[Dataset items]
>>>>>

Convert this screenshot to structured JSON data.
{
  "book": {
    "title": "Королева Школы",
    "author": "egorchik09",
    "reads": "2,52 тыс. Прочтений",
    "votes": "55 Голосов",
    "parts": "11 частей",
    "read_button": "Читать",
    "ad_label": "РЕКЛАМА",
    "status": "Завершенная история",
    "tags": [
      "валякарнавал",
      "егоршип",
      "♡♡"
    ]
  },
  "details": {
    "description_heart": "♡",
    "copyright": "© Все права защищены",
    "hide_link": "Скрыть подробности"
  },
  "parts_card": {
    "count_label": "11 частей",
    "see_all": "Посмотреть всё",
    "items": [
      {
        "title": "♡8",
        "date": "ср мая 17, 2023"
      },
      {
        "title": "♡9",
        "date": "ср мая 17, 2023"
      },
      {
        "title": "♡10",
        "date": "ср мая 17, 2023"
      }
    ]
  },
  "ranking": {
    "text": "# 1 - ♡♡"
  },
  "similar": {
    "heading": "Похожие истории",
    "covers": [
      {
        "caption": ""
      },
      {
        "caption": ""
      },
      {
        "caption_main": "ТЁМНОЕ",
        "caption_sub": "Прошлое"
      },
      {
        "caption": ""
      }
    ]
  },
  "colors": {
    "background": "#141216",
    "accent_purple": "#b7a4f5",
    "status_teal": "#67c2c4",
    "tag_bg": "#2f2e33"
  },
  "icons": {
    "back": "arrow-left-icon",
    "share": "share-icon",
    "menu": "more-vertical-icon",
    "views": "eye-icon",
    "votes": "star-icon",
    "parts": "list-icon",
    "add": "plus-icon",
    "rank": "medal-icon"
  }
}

<<<<<

→ **TASK DIRECTIONS**:
Restate every record exactly, leaving nothing out.

→ **THE OUTPUT**:
Convert this screenshot to structured JSON data.
{
  "book": {
    "title": "Королева Школы",
    "author": "egorchik09",
    "reads": "2,52 тыс. Прочтений",
    "votes": "55 Голосов",
    "parts": "11 частей",
    "read_button": "Читать",
    "ad_label": "РЕКЛАМА",
    "status": "Завершенная история",
    "tags": [
      "валякарнавал",
      "егоршип",
      "♡♡"
    ]
  },
  "details": {
    "description_heart": "♡",
    "copyright": "© Все права защищены",
    "hide_link": "Скрыть подробности"
  },
  "parts_card": {
    "count_label": "11 частей",
    "see_all": "Посмотреть всё",
    "items": [
      {
        "title": "♡8",
        "date": "ср мая 17, 2023"
      },
      {
        "title": "♡9",
        "date": "ср мая 17, 2023"
      },
      {
        "title": "♡10",
        "date": "ср мая 17, 2023"
      }
    ]
  },
  "ranking": {
    "text": "# 1 - ♡♡"
  },
  "similar": {
    "heading": "Похожие истории",
    "covers": [
      {
        "caption": ""
      },
      {
        "caption": ""
      },
      {
        "caption_main": "ТЁМНОЕ",
        "caption_sub": "Прошлое"
      },
      {
        "caption": ""
      }
    ]
  },
  "colors": {
    "background": "#141216",
    "accent_purple": "#b7a4f5",
    "status_teal": "#67c2c4",
    "tag_bg": "#2f2e33"
  },
  "icons": {
    "back": "arrow-left-icon",
    "share": "share-icon",
    "menu": "more-vertical-icon",
    "views": "eye-icon",
    "votes": "star-icon",
    "parts": "list-icon",
    "add": "plus-icon",
    "rank": "medal-icon"
  }
}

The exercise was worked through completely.